-- Testo dell'esercizio --

+ + +

Oggi il cesto dei post propone...

Oggi il cesto dei post propone...

Alberi rari in città

sabato 21 gennaio 2017

Le bellezze della Maranta

Oggi parliamo, in via del tutto eccezionale, di una pianta d'appartamento, la Maranta leuconeura. 
E ne parlo, nonostante la mia ignoranza di questo genere di piante, proprio perché stimolato da una Maranta che ho in casa.

La cosa che mi ha colpito ed interessato è che le foglie di questa piantina si muovono, sono in certi momenti distese, in altri momenti erette e questa caratteristica, trattandosi di piante piccole, ha effetto sull'assetto della pianta nel suo insieme.

Questo comportamento, che non è solo della Maranta ma in lei è particolarmente evidente, deriva dai luoghi di origine e vita naturale, cioè la foresta pluviale brasiliana. Qui la vita delle piantine di sottobosco si è dovuta fortemente adattare, nei millenni dell'evoluzione, a convivere con alberi enormi, che combattono strenuamente per guadagnarsi la luce del sole, gareggiando in altezza con i vicini.

Le piantine, fra cui la Maranta, non potendo competere in altezza, hanno adottato altre strategie: si accontentano di poca luce, alcune vivono quasi al buio, e modificano il loro assetto per sfruttare compiutamente la poca luce di cui dispongono.

+ + +

-- Elenco dei dati --
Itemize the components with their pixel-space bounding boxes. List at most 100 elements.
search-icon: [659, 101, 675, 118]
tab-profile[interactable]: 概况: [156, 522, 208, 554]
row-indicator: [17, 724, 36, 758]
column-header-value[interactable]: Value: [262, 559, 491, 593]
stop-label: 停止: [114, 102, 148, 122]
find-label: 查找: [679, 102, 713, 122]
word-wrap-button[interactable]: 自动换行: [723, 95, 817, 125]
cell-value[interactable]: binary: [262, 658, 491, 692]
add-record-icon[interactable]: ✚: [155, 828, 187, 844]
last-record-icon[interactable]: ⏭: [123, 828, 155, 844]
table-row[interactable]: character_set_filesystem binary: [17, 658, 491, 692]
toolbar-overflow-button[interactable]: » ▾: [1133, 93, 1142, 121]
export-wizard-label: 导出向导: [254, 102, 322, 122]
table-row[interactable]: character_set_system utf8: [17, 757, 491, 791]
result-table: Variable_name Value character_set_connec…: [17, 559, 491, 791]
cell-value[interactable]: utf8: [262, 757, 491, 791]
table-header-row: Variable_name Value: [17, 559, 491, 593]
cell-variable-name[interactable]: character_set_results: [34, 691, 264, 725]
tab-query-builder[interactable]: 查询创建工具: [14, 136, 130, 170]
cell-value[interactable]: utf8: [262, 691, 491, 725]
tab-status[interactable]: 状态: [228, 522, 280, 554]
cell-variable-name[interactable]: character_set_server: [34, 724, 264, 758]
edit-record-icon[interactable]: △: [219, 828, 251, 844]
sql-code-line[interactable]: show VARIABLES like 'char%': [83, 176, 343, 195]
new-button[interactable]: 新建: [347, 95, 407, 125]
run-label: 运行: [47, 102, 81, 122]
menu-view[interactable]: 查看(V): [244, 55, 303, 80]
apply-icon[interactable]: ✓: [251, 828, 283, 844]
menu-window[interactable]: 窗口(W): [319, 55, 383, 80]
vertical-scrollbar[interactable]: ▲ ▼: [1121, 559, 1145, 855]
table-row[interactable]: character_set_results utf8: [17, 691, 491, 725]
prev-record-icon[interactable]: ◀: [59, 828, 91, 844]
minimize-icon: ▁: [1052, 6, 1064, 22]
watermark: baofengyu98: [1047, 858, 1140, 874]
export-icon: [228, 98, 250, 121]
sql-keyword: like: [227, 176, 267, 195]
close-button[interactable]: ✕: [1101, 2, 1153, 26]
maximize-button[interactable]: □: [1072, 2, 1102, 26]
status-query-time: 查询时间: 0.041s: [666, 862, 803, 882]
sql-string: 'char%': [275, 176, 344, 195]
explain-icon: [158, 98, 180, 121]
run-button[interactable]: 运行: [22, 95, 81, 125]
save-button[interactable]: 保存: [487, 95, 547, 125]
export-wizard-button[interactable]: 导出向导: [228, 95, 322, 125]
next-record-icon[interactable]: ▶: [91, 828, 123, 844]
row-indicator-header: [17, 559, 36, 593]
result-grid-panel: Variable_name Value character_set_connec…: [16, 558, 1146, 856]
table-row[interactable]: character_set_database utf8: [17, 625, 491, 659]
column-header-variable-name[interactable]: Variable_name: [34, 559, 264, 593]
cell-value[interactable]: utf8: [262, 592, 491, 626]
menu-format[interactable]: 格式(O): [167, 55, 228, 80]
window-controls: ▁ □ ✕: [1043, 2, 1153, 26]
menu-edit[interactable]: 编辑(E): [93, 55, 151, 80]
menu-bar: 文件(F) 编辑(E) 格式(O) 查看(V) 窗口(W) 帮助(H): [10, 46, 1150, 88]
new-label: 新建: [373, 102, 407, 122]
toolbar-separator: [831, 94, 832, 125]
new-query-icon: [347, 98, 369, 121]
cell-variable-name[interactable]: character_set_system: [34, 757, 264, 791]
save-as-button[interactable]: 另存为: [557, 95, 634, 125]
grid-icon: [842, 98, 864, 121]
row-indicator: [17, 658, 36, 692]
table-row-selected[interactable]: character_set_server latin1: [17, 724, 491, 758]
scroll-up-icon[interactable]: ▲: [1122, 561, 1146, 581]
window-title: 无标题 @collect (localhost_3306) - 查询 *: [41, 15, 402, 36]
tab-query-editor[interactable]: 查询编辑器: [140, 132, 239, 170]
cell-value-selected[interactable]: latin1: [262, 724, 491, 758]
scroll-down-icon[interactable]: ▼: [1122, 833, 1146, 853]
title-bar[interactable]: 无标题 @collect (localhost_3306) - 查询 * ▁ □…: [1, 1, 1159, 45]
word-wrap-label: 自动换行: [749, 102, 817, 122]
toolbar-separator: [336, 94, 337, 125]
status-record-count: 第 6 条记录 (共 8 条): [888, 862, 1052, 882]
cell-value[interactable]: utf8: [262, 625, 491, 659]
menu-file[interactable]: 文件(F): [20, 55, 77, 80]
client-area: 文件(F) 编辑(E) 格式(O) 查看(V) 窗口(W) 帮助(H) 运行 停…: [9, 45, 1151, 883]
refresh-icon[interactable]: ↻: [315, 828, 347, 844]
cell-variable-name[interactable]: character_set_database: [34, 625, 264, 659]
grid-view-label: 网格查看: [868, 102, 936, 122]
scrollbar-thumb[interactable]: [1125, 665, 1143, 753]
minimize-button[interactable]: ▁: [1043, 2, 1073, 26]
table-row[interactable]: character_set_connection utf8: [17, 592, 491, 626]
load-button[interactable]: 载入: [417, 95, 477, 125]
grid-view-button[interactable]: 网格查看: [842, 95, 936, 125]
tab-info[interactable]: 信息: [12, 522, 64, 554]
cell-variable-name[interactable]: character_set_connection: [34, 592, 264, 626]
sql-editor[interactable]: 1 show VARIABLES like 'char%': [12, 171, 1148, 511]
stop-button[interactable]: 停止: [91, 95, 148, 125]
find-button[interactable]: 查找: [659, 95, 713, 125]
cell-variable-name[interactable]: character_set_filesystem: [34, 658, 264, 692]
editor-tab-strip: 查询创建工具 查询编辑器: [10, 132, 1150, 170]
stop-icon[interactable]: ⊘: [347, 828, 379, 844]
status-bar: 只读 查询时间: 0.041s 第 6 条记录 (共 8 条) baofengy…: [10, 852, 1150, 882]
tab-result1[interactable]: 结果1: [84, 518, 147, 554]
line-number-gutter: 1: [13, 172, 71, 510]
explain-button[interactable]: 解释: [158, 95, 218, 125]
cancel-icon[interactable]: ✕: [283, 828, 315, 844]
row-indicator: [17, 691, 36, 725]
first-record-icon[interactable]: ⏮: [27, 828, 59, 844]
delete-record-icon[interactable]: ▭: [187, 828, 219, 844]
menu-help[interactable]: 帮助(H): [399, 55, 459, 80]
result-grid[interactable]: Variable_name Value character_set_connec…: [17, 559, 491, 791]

+ + +

-- Consegna --
Modifica il tratto del testo sulla Maranta da "Le bellezze della" fino a "ho in casa.", sostituendo "pianta d'appartamento" con "pianta da interno". Le voci elencate non servono per svolgere l'esercizio.

-- Risultato atteso --
Le bellezze della Maranta

Oggi parliamo, in via del tutto eccezionale, di una pianta da interno, la Maranta leuconeura. 
E ne parlo, nonostante la mia ignoranza di questo genere di piante, proprio perché stimolato da una Maranta che ho in casa.